(Aim of the exercise) In the material below, the lines containing the word "발급받아" are required; copy each of them.

(Available data)
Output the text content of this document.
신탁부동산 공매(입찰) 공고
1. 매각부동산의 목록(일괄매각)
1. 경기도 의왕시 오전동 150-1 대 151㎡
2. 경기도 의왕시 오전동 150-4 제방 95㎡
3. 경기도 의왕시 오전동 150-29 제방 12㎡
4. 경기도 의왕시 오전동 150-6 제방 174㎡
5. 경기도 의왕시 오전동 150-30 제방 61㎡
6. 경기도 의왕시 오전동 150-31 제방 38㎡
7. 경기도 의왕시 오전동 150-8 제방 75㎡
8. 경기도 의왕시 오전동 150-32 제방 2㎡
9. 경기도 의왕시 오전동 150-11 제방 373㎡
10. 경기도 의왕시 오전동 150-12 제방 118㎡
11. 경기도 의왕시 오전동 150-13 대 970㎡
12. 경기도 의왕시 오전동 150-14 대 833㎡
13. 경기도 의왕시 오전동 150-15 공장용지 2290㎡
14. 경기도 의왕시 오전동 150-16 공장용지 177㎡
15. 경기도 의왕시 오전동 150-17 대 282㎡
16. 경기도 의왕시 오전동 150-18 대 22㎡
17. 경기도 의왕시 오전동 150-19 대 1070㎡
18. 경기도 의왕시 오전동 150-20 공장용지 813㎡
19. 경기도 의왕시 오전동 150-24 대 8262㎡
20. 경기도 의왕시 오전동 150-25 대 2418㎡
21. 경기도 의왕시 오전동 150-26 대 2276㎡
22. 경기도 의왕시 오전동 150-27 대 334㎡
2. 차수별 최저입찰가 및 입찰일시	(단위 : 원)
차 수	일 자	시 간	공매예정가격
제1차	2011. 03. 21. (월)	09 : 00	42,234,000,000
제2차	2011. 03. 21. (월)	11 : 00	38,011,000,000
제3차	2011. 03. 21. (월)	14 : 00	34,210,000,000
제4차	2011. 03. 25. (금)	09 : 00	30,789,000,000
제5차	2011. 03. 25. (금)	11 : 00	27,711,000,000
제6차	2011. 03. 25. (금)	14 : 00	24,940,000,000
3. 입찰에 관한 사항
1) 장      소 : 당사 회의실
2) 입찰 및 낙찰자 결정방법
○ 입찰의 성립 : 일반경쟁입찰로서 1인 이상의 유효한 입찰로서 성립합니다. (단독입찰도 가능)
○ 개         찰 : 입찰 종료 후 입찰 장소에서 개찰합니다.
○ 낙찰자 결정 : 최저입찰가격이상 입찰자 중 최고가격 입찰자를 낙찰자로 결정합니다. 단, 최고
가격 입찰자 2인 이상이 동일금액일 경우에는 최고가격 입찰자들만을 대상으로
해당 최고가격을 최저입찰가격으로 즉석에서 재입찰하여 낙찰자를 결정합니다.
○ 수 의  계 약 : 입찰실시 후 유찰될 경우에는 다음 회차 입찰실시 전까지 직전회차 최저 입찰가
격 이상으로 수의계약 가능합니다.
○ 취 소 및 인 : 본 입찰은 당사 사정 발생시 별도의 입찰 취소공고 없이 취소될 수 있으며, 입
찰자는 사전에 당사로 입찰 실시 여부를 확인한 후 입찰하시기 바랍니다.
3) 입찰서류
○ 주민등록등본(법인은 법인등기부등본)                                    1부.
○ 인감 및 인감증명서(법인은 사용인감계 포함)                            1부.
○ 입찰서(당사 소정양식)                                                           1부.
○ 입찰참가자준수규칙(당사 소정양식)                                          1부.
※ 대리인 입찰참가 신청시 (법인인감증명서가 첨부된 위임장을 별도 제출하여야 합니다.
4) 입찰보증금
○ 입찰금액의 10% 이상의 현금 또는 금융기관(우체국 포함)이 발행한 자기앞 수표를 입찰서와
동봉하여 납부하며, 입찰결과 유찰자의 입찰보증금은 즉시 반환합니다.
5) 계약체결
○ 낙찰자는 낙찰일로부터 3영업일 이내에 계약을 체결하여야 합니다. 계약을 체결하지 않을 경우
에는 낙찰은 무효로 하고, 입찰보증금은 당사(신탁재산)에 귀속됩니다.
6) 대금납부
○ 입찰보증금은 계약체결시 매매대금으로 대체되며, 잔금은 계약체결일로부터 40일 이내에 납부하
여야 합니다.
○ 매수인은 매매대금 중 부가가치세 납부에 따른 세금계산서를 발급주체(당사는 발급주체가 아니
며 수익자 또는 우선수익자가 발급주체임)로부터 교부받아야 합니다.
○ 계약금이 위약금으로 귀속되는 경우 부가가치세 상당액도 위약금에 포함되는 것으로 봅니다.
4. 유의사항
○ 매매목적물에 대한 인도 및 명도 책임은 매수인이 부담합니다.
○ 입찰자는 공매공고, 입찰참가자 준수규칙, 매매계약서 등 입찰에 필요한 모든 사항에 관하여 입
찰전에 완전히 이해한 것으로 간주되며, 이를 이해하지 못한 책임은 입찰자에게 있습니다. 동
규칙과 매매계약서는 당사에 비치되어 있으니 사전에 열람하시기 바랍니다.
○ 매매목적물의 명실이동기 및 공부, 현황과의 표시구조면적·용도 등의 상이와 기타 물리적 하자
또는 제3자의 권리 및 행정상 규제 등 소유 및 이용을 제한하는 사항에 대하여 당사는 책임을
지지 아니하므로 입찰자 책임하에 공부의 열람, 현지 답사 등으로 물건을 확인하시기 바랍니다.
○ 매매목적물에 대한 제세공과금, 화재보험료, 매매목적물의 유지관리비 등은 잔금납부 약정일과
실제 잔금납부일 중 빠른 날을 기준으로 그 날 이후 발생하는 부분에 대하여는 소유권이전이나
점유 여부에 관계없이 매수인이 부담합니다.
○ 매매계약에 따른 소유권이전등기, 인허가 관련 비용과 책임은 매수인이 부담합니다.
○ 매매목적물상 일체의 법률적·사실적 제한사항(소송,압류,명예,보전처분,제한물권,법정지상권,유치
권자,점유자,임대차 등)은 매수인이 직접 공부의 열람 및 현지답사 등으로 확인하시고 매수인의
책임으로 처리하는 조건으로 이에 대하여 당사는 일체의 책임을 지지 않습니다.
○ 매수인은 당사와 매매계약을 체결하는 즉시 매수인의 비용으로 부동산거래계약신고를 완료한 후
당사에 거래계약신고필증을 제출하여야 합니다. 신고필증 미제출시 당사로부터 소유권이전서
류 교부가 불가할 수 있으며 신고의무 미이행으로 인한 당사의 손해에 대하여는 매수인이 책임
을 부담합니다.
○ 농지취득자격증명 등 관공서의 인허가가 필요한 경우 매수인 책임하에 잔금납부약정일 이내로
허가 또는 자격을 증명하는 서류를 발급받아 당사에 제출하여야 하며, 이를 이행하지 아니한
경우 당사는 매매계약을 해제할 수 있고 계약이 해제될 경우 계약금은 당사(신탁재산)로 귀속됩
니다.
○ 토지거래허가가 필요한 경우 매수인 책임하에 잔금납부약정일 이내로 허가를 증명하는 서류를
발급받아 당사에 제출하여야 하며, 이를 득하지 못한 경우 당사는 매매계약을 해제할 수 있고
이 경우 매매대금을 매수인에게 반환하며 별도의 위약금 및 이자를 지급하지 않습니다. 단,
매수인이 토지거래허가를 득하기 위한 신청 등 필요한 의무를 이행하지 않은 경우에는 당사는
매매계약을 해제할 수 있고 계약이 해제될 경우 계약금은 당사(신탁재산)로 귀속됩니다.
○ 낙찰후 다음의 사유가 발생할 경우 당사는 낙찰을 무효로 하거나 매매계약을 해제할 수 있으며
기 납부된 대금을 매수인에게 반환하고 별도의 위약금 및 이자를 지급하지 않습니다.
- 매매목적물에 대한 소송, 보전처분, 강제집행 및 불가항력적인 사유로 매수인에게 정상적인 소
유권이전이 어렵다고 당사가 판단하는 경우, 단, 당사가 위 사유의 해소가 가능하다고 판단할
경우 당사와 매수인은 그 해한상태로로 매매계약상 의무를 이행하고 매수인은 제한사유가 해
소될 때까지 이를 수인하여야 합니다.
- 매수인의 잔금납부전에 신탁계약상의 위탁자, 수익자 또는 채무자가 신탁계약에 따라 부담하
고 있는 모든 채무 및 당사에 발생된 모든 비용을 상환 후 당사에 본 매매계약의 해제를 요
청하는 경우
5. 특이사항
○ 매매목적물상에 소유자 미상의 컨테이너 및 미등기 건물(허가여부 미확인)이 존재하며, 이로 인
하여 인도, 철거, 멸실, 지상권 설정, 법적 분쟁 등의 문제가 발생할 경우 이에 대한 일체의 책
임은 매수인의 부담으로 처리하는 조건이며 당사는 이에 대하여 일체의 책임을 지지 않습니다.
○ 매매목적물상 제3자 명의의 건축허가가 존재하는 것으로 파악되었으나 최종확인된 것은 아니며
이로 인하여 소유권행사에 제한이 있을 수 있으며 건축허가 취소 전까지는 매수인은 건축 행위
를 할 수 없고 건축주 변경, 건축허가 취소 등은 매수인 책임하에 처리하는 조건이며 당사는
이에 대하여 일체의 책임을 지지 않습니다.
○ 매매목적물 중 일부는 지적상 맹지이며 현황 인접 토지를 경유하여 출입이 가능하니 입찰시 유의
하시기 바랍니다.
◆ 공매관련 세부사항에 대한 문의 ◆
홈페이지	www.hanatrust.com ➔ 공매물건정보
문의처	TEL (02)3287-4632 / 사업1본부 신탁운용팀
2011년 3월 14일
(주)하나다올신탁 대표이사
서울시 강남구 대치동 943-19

(Final result)
허가 또는 자격을 증명하는 서류를 발급받아 당사에 제출하여야 하며, 이를 이행하지 아니한
발급받아 당사에 제출하여야 하며, 이를 득하지 못한 경우 당사는 매매계약을 해제할 수 있고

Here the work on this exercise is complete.